• Task goal:
Nothing in the records may be left out or altered; reproduce them all exactly.

Extracted records
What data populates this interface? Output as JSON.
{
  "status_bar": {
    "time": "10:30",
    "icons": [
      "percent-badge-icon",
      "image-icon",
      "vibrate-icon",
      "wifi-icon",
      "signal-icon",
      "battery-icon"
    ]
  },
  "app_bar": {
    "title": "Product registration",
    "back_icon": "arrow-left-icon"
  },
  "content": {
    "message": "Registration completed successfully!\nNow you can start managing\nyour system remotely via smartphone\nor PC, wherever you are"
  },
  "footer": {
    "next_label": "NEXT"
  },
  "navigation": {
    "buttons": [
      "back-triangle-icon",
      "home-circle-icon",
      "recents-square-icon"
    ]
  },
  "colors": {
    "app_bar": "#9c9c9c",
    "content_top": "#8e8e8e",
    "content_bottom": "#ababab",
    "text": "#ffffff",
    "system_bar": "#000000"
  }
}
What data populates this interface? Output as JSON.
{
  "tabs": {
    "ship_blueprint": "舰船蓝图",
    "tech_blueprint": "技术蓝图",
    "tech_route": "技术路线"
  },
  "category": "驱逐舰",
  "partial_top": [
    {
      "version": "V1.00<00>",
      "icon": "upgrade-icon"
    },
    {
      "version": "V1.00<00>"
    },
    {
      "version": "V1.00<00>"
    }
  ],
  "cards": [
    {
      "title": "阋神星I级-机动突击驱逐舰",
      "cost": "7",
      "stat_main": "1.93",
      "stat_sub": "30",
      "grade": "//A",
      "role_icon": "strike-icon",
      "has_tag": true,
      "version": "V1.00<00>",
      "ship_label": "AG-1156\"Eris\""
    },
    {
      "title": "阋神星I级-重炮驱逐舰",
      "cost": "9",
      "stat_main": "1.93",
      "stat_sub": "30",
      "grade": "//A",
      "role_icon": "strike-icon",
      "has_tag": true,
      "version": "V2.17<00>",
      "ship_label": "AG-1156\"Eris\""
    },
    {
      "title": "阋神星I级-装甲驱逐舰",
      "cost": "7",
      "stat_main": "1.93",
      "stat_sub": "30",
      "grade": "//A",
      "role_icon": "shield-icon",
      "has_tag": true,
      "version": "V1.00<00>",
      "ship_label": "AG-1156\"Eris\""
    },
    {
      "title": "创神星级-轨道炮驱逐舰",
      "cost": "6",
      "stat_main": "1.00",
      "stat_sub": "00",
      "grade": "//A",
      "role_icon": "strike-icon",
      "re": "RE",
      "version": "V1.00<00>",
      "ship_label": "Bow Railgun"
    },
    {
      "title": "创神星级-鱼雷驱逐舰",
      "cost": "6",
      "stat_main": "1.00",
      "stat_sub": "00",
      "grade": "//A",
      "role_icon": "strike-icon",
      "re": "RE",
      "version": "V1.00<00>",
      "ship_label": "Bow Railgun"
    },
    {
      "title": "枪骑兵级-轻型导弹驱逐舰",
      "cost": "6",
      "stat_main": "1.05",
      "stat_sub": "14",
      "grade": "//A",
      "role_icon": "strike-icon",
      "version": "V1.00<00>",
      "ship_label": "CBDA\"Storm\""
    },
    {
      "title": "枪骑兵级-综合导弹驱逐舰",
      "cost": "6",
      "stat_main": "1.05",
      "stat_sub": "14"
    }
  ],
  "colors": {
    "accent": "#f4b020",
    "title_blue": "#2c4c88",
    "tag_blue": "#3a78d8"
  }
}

• Final answer:
What data populates this interface? Output as JSON.
{
  "status_bar": {
    "time": "10:30",
    "icons": [
      "percent-badge-icon",
      "image-icon",
      "vibrate-icon",
      "wifi-icon",
      "signal-icon",
      "battery-icon"
    ]
  },
  "app_bar": {
    "title": "Product registration",
    "back_icon": "arrow-left-icon"
  },
  "content": {
    "message": "Registration completed successfully!\nNow you can start managing\nyour system remotely via smartphone\nor PC, wherever you are"
  },
  "footer": {
    "next_label": "NEXT"
  },
  "navigation": {
    "buttons": [
      "back-triangle-icon",
      "home-circle-icon",
      "recents-square-icon"
    ]
  },
  "colors": {
    "app_bar": "#9c9c9c",
    "content_top": "#8e8e8e",
    "content_bottom": "#ababab",
    "text": "#ffffff",
    "system_bar": "#000000"
  }
}
What data populates this interface? Output as JSON.
{
  "tabs": {
    "ship_blueprint": "舰船蓝图",
    "tech_blueprint": "技术蓝图",
    "tech_route": "技术路线"
  },
  "category": "驱逐舰",
  "partial_top": [
    {
      "version": "V1.00<00>",
      "icon": "upgrade-icon"
    },
    {
      "version": "V1.00<00>"
    },
    {
      "version": "V1.00<00>"
    }
  ],
  "cards": [
    {
      "title": "阋神星I级-机动突击驱逐舰",
      "cost": "7",
      "stat_main": "1.93",
      "stat_sub": "30",
      "grade": "//A",
      "role_icon": "strike-icon",
      "has_tag": true,
      "version": "V1.00<00>",
      "ship_label": "AG-1156\"Eris\""
    },
    {
      "title": "阋神星I级-重炮驱逐舰",
      "cost": "9",
      "stat_main": "1.93",
      "stat_sub": "30",
      "grade": "//A",
      "role_icon": "strike-icon",
      "has_tag": true,
      "version": "V2.17<00>",
      "ship_label": "AG-1156\"Eris\""
    },
    {
      "title": "阋神星I级-装甲驱逐舰",
      "cost": "7",
      "stat_main": "1.93",
      "stat_sub": "30",
      "grade": "//A",
      "role_icon": "shield-icon",
      "has_tag": true,
      "version": "V1.00<00>",
      "ship_label": "AG-1156\"Eris\""
    },
    {
      "title": "创神星级-轨道炮驱逐舰",
      "cost": "6",
      "stat_main": "1.00",
      "stat_sub": "00",
      "grade": "//A",
      "role_icon": "strike-icon",
      "re": "RE",
      "version": "V1.00<00>",
      "ship_label": "Bow Railgun"
    },
    {
      "title": "创神星级-鱼雷驱逐舰",
      "cost": "6",
      "stat_main": "1.00",
      "stat_sub": "00",
      "grade": "//A",
      "role_icon": "strike-icon",
      "re": "RE",
      "version": "V1.00<00>",
      "ship_label": "Bow Railgun"
    },
    {
      "title": "枪骑兵级-轻型导弹驱逐舰",
      "cost": "6",
      "stat_main": "1.05",
      "stat_sub": "14",
      "grade": "//A",
      "role_icon": "strike-icon",
      "version": "V1.00<00>",
      "ship_label": "CBDA\"Storm\""
    },
    {
      "title": "枪骑兵级-综合导弹驱逐舰",
      "cost": "6",
      "stat_main": "1.05",
      "stat_sub": "14"
    }
  ],
  "colors": {
    "accent": "#f4b020",
    "title_blue": "#2c4c88",
    "tag_blue": "#3a78d8"
  }
}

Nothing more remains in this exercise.